— STATED GOAL —
Each entry below is to be transcribed exactly.

— PROVIDED INFORMATION —
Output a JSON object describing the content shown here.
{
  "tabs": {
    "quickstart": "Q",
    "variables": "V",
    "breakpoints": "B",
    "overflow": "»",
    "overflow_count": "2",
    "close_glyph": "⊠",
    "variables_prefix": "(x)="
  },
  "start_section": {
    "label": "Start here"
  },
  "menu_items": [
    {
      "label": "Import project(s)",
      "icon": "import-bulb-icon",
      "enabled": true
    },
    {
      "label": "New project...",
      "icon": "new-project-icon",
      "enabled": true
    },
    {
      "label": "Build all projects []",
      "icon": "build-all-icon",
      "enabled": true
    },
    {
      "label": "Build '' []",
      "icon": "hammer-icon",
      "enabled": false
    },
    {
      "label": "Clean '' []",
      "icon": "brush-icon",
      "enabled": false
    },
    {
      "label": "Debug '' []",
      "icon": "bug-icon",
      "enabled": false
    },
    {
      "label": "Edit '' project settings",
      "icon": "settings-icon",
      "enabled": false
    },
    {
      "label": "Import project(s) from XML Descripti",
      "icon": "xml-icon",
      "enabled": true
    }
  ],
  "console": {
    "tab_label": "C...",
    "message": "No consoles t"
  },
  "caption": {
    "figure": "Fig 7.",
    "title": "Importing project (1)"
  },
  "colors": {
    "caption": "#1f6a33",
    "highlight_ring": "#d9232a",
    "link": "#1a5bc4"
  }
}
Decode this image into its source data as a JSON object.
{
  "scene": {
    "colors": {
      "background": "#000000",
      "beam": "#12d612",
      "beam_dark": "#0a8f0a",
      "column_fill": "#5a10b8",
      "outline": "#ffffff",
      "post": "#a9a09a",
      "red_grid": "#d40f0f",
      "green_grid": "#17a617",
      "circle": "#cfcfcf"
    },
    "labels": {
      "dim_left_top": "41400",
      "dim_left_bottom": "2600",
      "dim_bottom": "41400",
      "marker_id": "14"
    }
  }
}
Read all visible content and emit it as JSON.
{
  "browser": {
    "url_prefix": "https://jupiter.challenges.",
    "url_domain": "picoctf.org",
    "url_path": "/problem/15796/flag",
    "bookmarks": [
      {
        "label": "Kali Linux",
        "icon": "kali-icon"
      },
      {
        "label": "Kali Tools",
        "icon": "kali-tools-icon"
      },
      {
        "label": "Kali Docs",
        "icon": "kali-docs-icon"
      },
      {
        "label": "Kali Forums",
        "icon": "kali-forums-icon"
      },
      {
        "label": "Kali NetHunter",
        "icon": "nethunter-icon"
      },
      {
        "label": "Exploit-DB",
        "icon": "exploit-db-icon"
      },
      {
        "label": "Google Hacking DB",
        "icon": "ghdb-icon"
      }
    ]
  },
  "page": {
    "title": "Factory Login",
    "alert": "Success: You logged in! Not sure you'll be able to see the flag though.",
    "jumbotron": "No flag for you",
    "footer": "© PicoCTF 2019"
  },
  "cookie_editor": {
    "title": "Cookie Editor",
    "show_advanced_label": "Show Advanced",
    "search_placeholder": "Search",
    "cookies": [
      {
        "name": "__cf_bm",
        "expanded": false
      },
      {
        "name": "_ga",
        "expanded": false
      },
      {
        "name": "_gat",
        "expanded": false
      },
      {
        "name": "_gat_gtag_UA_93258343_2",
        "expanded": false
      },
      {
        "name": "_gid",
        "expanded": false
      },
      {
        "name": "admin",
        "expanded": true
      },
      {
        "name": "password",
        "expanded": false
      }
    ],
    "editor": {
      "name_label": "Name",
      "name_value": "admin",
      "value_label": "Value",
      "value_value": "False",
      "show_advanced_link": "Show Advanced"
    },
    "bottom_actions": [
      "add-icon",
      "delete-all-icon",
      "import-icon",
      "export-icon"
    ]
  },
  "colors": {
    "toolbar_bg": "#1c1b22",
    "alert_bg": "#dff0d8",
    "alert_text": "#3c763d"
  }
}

— FULL RESPONSE —
Output a JSON object describing the content shown here.
{
  "tabs": {
    "quickstart": "Q",
    "variables": "V",
    "breakpoints": "B",
    "overflow": "»",
    "overflow_count": "2",
    "close_glyph": "⊠",
    "variables_prefix": "(x)="
  },
  "start_section": {
    "label": "Start here"
  },
  "menu_items": [
    {
      "label": "Import project(s)",
      "icon": "import-bulb-icon",
      "enabled": true
    },
    {
      "label": "New project...",
      "icon": "new-project-icon",
      "enabled": true
    },
    {
      "label": "Build all projects []",
      "icon": "build-all-icon",
      "enabled": true
    },
    {
      "label": "Build '' []",
      "icon": "hammer-icon",
      "enabled": false
    },
    {
      "label": "Clean '' []",
      "icon": "brush-icon",
      "enabled": false
    },
    {
      "label": "Debug '' []",
      "icon": "bug-icon",
      "enabled": false
    },
    {
      "label": "Edit '' project settings",
      "icon": "settings-icon",
      "enabled": false
    },
    {
      "label": "Import project(s) from XML Descripti",
      "icon": "xml-icon",
      "enabled": true
    }
  ],
  "console": {
    "tab_label": "C...",
    "message": "No consoles t"
  },
  "caption": {
    "figure": "Fig 7.",
    "title": "Importing project (1)"
  },
  "colors": {
    "caption": "#1f6a33",
    "highlight_ring": "#d9232a",
    "link": "#1a5bc4"
  }
}
Decode this image into its source data as a JSON object.
{
  "scene": {
    "colors": {
      "background": "#000000",
      "beam": "#12d612",
      "beam_dark": "#0a8f0a",
      "column_fill": "#5a10b8",
      "outline": "#ffffff",
      "post": "#a9a09a",
      "red_grid": "#d40f0f",
      "green_grid": "#17a617",
      "circle": "#cfcfcf"
    },
    "labels": {
      "dim_left_top": "41400",
      "dim_left_bottom": "2600",
      "dim_bottom": "41400",
      "marker_id": "14"
    }
  }
}
Read all visible content and emit it as JSON.
{
  "browser": {
    "url_prefix": "https://jupiter.challenges.",
    "url_domain": "picoctf.org",
    "url_path": "/problem/15796/flag",
    "bookmarks": [
      {
        "label": "Kali Linux",
        "icon": "kali-icon"
      },
      {
        "label": "Kali Tools",
        "icon": "kali-tools-icon"
      },
      {
        "label": "Kali Docs",
        "icon": "kali-docs-icon"
      },
      {
        "label": "Kali Forums",
        "icon": "kali-forums-icon"
      },
      {
        "label": "Kali NetHunter",
        "icon": "nethunter-icon"
      },
      {
        "label": "Exploit-DB",
        "icon": "exploit-db-icon"
      },
      {
        "label": "Google Hacking DB",
        "icon": "ghdb-icon"
      }
    ]
  },
  "page": {
    "title": "Factory Login",
    "alert": "Success: You logged in! Not sure you'll be able to see the flag though.",
    "jumbotron": "No flag for you",
    "footer": "© PicoCTF 2019"
  },
  "cookie_editor": {
    "title": "Cookie Editor",
    "show_advanced_label": "Show Advanced",
    "search_placeholder": "Search",
    "cookies": [
      {
        "name": "__cf_bm",
        "expanded": false
      },
      {
        "name": "_ga",
        "expanded": false
      },
      {
        "name": "_gat",
        "expanded": false
      },
      {
        "name": "_gat_gtag_UA_93258343_2",
        "expanded": false
      },
      {
        "name": "_gid",
        "expanded": false
      },
      {
        "name": "admin",
        "expanded": true
      },
      {
        "name": "password",
        "expanded": false
      }
    ],
    "editor": {
      "name_label": "Name",
      "name_value": "admin",
      "value_label": "Value",
      "value_value": "False",
      "show_advanced_link": "Show Advanced"
    },
    "bottom_actions": [
      "add-icon",
      "delete-all-icon",
      "import-icon",
      "export-icon"
    ]
  },
  "colors": {
    "toolbar_bg": "#1c1b22",
    "alert_bg": "#dff0d8",
    "alert_text": "#3c763d"
  }
}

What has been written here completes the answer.